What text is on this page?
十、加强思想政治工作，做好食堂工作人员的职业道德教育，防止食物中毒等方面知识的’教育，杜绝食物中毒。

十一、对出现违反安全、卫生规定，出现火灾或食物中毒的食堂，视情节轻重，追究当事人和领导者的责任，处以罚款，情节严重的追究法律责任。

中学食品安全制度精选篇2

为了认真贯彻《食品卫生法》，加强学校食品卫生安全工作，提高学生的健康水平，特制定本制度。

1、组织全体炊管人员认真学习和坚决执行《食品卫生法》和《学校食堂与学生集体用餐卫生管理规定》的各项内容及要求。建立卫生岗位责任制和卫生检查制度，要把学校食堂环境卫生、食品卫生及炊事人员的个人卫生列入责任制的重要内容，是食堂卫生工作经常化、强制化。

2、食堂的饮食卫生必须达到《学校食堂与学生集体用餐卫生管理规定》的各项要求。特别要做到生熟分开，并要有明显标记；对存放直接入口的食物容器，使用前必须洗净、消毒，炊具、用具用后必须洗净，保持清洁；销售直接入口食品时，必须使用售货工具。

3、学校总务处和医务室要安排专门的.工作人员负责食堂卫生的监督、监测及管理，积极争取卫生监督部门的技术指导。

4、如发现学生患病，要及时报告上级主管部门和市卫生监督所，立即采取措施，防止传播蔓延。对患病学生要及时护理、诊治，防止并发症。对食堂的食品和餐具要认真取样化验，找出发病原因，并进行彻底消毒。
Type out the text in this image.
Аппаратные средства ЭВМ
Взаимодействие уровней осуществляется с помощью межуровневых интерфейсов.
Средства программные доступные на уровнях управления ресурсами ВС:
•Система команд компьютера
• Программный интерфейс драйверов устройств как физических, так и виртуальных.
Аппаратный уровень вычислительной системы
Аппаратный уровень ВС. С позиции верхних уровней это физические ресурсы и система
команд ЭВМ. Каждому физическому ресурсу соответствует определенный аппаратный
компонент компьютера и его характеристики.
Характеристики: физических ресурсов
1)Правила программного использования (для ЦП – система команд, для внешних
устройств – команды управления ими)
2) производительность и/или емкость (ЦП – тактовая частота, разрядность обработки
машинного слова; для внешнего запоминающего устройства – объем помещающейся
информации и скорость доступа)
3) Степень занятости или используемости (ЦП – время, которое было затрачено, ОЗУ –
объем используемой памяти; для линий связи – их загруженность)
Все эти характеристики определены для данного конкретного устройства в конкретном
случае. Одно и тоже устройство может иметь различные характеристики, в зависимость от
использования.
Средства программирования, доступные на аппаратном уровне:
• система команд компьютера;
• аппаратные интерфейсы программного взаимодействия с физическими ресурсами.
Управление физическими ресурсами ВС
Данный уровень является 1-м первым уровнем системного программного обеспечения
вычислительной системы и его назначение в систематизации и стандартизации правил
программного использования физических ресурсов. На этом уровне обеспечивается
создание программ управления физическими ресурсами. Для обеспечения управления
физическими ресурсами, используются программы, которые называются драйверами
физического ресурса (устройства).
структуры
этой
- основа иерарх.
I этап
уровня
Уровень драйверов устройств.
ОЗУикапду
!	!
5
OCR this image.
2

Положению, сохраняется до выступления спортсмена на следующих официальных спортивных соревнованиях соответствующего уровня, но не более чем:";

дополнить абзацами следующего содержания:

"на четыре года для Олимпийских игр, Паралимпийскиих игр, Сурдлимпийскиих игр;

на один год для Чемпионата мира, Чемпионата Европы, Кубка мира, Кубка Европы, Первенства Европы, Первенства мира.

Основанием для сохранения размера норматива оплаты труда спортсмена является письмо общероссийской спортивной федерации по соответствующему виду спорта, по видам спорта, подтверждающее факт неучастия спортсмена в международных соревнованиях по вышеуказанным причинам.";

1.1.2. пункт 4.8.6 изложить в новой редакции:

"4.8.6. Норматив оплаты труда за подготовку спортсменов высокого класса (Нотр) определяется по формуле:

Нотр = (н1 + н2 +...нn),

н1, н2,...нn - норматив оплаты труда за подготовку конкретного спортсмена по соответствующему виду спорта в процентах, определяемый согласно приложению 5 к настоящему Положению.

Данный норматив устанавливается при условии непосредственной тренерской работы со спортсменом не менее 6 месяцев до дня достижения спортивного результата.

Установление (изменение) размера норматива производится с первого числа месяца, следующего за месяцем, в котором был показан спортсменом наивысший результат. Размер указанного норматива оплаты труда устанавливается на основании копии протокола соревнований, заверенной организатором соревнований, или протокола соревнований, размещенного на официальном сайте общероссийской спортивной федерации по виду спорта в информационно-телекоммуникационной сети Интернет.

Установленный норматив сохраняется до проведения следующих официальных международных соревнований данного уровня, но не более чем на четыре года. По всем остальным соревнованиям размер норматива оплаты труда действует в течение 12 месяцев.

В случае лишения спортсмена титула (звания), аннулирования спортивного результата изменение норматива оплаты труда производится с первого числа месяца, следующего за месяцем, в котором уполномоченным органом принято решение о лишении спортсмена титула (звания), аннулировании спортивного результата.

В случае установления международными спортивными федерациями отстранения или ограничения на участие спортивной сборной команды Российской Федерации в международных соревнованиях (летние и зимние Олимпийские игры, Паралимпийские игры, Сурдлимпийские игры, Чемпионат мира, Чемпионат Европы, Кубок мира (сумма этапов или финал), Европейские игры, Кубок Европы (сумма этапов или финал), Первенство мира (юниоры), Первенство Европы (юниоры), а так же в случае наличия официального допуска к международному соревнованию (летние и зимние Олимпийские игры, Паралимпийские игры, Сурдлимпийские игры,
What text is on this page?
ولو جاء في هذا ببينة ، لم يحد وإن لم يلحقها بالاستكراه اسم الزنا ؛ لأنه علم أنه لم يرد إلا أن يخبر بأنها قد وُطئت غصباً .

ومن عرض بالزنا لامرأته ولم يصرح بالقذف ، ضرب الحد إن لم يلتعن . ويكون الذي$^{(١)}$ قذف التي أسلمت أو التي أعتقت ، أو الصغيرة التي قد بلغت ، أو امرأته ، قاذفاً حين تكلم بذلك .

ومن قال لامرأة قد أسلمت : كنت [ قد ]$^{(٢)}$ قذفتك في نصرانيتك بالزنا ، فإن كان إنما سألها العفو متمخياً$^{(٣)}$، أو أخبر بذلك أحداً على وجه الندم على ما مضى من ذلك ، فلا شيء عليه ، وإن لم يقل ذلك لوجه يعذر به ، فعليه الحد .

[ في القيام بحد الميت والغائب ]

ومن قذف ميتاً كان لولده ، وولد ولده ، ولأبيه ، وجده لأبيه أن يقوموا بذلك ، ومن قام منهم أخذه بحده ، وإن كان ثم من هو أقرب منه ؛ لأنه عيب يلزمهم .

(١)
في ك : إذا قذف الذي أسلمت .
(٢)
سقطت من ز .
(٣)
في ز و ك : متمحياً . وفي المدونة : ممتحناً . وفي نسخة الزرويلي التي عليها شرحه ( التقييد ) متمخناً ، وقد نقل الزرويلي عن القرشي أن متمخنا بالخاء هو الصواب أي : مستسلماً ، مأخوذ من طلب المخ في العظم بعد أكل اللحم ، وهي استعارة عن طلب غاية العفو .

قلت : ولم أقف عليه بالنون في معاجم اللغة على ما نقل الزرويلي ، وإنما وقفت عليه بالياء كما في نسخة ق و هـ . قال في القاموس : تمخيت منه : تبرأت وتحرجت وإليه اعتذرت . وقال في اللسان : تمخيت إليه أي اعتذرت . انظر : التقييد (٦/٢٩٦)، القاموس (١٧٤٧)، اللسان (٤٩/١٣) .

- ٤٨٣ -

▶ **EXERCISE PROMPT**: Transcribe every entry exactly.

▶ **COMPLETED TASK**:
What text is on this page?
十、加强思想政治工作，做好食堂工作人员的职业道德教育，防止食物中毒等方面知识的’教育，杜绝食物中毒。

十一、对出现违反安全、卫生规定，出现火灾或食物中毒的食堂，视情节轻重，追究当事人和领导者的责任，处以罚款，情节严重的追究法律责任。

中学食品安全制度精选篇2

为了认真贯彻《食品卫生法》，加强学校食品卫生安全工作，提高学生的健康水平，特制定本制度。

1、组织全体炊管人员认真学习和坚决执行《食品卫生法》和《学校食堂与学生集体用餐卫生管理规定》的各项内容及要求。建立卫生岗位责任制和卫生检查制度，要把学校食堂环境卫生、食品卫生及炊事人员的个人卫生列入责任制的重要内容，是食堂卫生工作经常化、强制化。

2、食堂的饮食卫生必须达到《学校食堂与学生集体用餐卫生管理规定》的各项要求。特别要做到生熟分开，并要有明显标记；对存放直接入口的食物容器，使用前必须洗净、消毒，炊具、用具用后必须洗净，保持清洁；销售直接入口食品时，必须使用售货工具。

3、学校总务处和医务室要安排专门的.工作人员负责食堂卫生的监督、监测及管理，积极争取卫生监督部门的技术指导。

4、如发现学生患病，要及时报告上级主管部门和市卫生监督所，立即采取措施，防止传播蔓延。对患病学生要及时护理、诊治，防止并发症。对食堂的食品和餐具要认真取样化验，找出发病原因，并进行彻底消毒。
Type out the text in this image.
Аппаратные средства ЭВМ
Взаимодействие уровней осуществляется с помощью межуровневых интерфейсов.
Средства программные доступные на уровнях управления ресурсами ВС:
•Система команд компьютера
• Программный интерфейс драйверов устройств как физических, так и виртуальных.
Аппаратный уровень вычислительной системы
Аппаратный уровень ВС. С позиции верхних уровней это физические ресурсы и система
команд ЭВМ. Каждому физическому ресурсу соответствует определенный аппаратный
компонент компьютера и его характеристики.
Характеристики: физических ресурсов
1)Правила программного использования (для ЦП – система команд, для внешних
устройств – команды управления ими)
2) производительность и/или емкость (ЦП – тактовая частота, разрядность обработки
машинного слова; для внешнего запоминающего устройства – объем помещающейся
информации и скорость доступа)
3) Степень занятости или используемости (ЦП – время, которое было затрачено, ОЗУ –
объем используемой памяти; для линий связи – их загруженность)
Все эти характеристики определены для данного конкретного устройства в конкретном
случае. Одно и тоже устройство может иметь различные характеристики, в зависимость от
использования.
Средства программирования, доступные на аппаратном уровне:
• система команд компьютера;
• аппаратные интерфейсы программного взаимодействия с физическими ресурсами.
Управление физическими ресурсами ВС
Данный уровень является 1-м первым уровнем системного программного обеспечения
вычислительной системы и его назначение в систематизации и стандартизации правил
программного использования физических ресурсов. На этом уровне обеспечивается
создание программ управления физическими ресурсами. Для обеспечения управления
физическими ресурсами, используются программы, которые называются драйверами
физического ресурса (устройства).
структуры
этой
- основа иерарх.
I этап
уровня
Уровень драйверов устройств.
ОЗУикапду
!	!
5
OCR this image.
2

Положению, сохраняется до выступления спортсмена на следующих официальных спортивных соревнованиях соответствующего уровня, но не более чем:";

дополнить абзацами следующего содержания:

"на четыре года для Олимпийских игр, Паралимпийскиих игр, Сурдлимпийскиих игр;

на один год для Чемпионата мира, Чемпионата Европы, Кубка мира, Кубка Европы, Первенства Европы, Первенства мира.

Основанием для сохранения размера норматива оплаты труда спортсмена является письмо общероссийской спортивной федерации по соответствующему виду спорта, по видам спорта, подтверждающее факт неучастия спортсмена в международных соревнованиях по вышеуказанным причинам.";

1.1.2. пункт 4.8.6 изложить в новой редакции:

"4.8.6. Норматив оплаты труда за подготовку спортсменов высокого класса (Нотр) определяется по формуле:

Нотр = (н1 + н2 +...нn),

н1, н2,...нn - норматив оплаты труда за подготовку конкретного спортсмена по соответствующему виду спорта в процентах, определяемый согласно приложению 5 к настоящему Положению.

Данный норматив устанавливается при условии непосредственной тренерской работы со спортсменом не менее 6 месяцев до дня достижения спортивного результата.

Установление (изменение) размера норматива производится с первого числа месяца, следующего за месяцем, в котором был показан спортсменом наивысший результат. Размер указанного норматива оплаты труда устанавливается на основании копии протокола соревнований, заверенной организатором соревнований, или протокола соревнований, размещенного на официальном сайте общероссийской спортивной федерации по виду спорта в информационно-телекоммуникационной сети Интернет.

Установленный норматив сохраняется до проведения следующих официальных международных соревнований данного уровня, но не более чем на четыре года. По всем остальным соревнованиям размер норматива оплаты труда действует в течение 12 месяцев.

В случае лишения спортсмена титула (звания), аннулирования спортивного результата изменение норматива оплаты труда производится с первого числа месяца, следующего за месяцем, в котором уполномоченным органом принято решение о лишении спортсмена титула (звания), аннулировании спортивного результата.

В случае установления международными спортивными федерациями отстранения или ограничения на участие спортивной сборной команды Российской Федерации в международных соревнованиях (летние и зимние Олимпийские игры, Паралимпийские игры, Сурдлимпийские игры, Чемпионат мира, Чемпионат Европы, Кубок мира (сумма этапов или финал), Европейские игры, Кубок Европы (сумма этапов или финал), Первенство мира (юниоры), Первенство Европы (юниоры), а так же в случае наличия официального допуска к международному соревнованию (летние и зимние Олимпийские игры, Паралимпийские игры, Сурдлимпийские игры,
What text is on this page?
ولو جاء في هذا ببينة ، لم يحد وإن لم يلحقها بالاستكراه اسم الزنا ؛ لأنه علم أنه لم يرد إلا أن يخبر بأنها قد وُطئت غصباً .

ومن عرض بالزنا لامرأته ولم يصرح بالقذف ، ضرب الحد إن لم يلتعن . ويكون الذي$^{(١)}$ قذف التي أسلمت أو التي أعتقت ، أو الصغيرة التي قد بلغت ، أو امرأته ، قاذفاً حين تكلم بذلك .

ومن قال لامرأة قد أسلمت : كنت [ قد ]$^{(٢)}$ قذفتك في نصرانيتك بالزنا ، فإن كان إنما سألها العفو متمخياً$^{(٣)}$، أو أخبر بذلك أحداً على وجه الندم على ما مضى من ذلك ، فلا شيء عليه ، وإن لم يقل ذلك لوجه يعذر به ، فعليه الحد .

[ في القيام بحد الميت والغائب ]

ومن قذف ميتاً كان لولده ، وولد ولده ، ولأبيه ، وجده لأبيه أن يقوموا بذلك ، ومن قام منهم أخذه بحده ، وإن كان ثم من هو أقرب منه ؛ لأنه عيب يلزمهم .

(١)
في ك : إذا قذف الذي أسلمت .
(٢)
سقطت من ز .
(٣)
في ز و ك : متمحياً . وفي المدونة : ممتحناً . وفي نسخة الزرويلي التي عليها شرحه ( التقييد ) متمخناً ، وقد نقل الزرويلي عن القرشي أن متمخنا بالخاء هو الصواب أي : مستسلماً ، مأخوذ من طلب المخ في العظم بعد أكل اللحم ، وهي استعارة عن طلب غاية العفو .

قلت : ولم أقف عليه بالنون في معاجم اللغة على ما نقل الزرويلي ، وإنما وقفت عليه بالياء كما في نسخة ق و هـ . قال في القاموس : تمخيت منه : تبرأت وتحرجت وإليه اعتذرت . وقال في اللسان : تمخيت إليه أي اعتذرت . انظر : التقييد (٦/٢٩٦)، القاموس (١٧٤٧)، اللسان (٤٩/١٣) .

- ٤٨٣ -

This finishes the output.